## EXERCISE GOAL
Pull every line of the entries that has the word "inevitably".

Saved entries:
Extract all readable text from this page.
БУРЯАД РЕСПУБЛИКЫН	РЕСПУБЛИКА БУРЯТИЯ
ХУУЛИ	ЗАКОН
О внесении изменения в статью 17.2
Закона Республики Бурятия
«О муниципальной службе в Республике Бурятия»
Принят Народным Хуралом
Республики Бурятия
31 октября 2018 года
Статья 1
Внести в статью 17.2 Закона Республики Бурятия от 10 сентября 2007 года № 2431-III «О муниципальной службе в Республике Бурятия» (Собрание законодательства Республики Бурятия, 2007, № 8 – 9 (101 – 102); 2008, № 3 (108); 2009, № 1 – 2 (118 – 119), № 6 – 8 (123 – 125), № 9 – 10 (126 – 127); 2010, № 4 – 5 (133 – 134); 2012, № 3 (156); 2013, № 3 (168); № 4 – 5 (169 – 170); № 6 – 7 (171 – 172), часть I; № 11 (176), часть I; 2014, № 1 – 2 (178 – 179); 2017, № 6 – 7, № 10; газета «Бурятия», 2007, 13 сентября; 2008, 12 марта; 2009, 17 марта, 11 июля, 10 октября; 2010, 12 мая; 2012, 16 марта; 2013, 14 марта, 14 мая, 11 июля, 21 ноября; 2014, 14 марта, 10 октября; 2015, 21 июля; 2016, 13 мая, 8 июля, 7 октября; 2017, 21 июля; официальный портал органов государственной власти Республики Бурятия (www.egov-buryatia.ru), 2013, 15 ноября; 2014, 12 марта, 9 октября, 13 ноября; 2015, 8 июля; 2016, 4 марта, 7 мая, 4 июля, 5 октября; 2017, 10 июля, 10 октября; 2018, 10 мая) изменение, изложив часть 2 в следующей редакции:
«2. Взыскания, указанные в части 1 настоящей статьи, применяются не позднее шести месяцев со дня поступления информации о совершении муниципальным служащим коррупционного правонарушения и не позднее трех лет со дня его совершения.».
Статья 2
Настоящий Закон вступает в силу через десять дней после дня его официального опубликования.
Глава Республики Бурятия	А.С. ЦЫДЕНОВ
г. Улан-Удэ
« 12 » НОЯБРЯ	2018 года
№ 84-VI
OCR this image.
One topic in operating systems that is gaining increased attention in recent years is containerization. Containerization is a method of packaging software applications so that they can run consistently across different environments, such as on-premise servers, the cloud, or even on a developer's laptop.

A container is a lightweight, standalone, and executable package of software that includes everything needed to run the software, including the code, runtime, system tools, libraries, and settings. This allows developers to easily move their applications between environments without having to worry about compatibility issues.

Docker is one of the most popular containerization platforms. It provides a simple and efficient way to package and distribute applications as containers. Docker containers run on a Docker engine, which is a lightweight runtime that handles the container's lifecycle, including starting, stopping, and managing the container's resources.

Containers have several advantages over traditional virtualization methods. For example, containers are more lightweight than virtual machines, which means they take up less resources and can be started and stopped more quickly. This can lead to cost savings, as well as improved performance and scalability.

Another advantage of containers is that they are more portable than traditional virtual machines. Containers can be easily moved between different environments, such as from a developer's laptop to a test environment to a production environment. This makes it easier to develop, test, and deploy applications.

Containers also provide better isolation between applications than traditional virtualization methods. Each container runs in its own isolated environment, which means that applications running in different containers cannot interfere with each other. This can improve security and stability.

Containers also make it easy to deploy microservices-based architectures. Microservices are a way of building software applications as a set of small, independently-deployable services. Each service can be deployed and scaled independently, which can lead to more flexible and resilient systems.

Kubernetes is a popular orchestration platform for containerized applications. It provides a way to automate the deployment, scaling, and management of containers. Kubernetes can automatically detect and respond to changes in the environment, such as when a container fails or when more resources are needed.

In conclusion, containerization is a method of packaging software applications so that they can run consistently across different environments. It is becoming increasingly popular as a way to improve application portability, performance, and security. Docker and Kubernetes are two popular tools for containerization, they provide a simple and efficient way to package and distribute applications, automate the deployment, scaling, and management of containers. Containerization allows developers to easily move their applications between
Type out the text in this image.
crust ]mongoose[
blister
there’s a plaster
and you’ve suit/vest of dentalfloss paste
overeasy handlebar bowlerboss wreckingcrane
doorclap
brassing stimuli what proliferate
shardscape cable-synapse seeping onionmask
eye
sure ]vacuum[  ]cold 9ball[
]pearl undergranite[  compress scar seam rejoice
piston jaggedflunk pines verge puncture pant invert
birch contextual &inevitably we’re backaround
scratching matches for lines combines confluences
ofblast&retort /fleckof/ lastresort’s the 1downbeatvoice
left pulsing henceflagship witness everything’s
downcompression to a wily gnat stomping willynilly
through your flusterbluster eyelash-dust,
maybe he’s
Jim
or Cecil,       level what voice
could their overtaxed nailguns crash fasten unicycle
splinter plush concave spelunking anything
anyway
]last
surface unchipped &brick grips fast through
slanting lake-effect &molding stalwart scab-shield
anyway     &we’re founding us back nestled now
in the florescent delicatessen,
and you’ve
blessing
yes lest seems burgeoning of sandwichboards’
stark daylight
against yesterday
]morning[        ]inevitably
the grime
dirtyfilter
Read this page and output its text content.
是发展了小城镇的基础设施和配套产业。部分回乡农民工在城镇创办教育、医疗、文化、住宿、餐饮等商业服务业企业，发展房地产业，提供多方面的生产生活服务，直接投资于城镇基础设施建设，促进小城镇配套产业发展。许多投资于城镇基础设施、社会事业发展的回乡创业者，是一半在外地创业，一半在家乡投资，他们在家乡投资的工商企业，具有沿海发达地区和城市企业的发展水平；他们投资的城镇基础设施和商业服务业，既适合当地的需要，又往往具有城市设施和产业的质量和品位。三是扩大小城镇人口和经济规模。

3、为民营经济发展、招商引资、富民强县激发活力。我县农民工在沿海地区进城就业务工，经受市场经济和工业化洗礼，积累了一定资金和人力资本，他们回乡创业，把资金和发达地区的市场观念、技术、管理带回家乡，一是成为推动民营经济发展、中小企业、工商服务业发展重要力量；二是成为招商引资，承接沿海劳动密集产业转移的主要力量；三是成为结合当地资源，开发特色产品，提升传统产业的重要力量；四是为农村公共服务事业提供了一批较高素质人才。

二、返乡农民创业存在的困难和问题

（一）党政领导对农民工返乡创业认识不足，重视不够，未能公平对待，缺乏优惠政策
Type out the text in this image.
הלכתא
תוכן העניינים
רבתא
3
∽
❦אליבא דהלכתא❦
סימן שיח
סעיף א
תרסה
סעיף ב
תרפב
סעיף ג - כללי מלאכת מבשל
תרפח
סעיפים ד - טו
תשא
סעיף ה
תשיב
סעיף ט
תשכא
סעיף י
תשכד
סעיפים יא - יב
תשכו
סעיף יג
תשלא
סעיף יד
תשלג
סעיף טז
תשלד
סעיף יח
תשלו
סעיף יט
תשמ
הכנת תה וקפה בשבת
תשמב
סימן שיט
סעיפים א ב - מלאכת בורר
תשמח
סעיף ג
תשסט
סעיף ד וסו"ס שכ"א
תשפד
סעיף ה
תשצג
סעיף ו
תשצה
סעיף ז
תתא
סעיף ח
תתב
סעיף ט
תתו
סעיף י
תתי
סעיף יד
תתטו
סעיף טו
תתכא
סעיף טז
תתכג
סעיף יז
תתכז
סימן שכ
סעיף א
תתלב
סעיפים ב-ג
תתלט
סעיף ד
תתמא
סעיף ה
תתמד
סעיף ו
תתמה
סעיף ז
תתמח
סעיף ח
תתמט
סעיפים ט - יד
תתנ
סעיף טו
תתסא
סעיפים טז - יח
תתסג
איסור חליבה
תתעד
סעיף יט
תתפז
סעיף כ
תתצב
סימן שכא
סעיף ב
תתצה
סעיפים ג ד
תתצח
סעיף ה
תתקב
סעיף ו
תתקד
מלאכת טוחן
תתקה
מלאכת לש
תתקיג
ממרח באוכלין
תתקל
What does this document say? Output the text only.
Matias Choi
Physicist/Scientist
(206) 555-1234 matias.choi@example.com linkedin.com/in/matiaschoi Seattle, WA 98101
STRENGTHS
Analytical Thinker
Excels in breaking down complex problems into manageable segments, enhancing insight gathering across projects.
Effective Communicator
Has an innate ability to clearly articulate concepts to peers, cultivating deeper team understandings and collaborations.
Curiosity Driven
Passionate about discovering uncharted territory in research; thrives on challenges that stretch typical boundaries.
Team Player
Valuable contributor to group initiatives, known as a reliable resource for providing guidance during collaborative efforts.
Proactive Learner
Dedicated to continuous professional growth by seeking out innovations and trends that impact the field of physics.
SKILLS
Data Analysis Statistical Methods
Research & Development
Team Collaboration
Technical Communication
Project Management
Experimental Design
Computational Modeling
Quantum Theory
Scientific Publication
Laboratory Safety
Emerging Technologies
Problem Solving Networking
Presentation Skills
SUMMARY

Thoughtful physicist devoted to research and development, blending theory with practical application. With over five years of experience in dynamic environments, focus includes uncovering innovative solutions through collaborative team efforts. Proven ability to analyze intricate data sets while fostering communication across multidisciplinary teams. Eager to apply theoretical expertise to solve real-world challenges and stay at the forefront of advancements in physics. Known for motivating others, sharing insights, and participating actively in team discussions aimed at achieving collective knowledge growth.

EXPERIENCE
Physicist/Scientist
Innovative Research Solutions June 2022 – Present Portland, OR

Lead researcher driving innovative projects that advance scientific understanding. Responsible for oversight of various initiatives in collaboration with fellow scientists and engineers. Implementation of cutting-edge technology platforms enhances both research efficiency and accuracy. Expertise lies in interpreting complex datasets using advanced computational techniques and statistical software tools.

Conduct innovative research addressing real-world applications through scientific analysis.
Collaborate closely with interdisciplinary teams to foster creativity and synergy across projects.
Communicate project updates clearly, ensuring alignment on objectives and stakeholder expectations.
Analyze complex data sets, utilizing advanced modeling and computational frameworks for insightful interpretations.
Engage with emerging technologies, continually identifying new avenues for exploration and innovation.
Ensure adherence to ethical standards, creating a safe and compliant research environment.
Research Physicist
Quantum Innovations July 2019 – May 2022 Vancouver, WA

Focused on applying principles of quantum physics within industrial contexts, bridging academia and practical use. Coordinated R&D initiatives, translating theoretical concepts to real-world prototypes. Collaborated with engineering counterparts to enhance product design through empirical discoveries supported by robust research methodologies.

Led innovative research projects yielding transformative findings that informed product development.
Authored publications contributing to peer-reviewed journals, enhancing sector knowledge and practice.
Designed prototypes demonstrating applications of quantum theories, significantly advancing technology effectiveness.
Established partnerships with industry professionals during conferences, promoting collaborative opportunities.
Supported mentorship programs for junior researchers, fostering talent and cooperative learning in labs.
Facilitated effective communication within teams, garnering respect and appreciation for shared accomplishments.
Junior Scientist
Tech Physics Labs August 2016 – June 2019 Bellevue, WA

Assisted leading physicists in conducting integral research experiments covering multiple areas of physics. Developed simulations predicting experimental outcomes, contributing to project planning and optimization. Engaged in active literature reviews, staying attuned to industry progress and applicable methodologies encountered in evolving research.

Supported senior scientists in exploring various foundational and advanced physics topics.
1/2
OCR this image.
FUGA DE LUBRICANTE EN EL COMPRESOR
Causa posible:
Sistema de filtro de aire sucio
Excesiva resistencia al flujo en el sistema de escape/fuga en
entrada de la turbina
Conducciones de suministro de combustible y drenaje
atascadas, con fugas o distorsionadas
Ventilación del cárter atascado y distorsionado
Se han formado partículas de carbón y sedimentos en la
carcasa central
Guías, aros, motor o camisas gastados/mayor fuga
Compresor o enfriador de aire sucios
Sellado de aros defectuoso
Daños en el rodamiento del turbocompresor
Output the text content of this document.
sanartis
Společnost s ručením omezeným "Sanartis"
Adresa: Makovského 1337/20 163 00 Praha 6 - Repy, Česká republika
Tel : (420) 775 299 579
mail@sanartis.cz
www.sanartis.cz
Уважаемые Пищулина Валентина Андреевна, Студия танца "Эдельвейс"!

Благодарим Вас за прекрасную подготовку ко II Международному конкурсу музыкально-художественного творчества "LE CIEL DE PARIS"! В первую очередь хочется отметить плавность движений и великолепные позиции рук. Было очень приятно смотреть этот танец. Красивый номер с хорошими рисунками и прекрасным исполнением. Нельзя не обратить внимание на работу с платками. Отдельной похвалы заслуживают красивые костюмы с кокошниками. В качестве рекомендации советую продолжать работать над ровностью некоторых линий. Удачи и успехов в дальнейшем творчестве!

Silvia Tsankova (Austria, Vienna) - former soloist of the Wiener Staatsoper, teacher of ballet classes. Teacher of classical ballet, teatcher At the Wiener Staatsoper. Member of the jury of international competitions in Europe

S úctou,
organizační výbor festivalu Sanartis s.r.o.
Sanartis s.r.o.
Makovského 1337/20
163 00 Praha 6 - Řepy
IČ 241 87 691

## RESPONSE
birch contextual &inevitably we’re backaround
]morning[        ]inevitably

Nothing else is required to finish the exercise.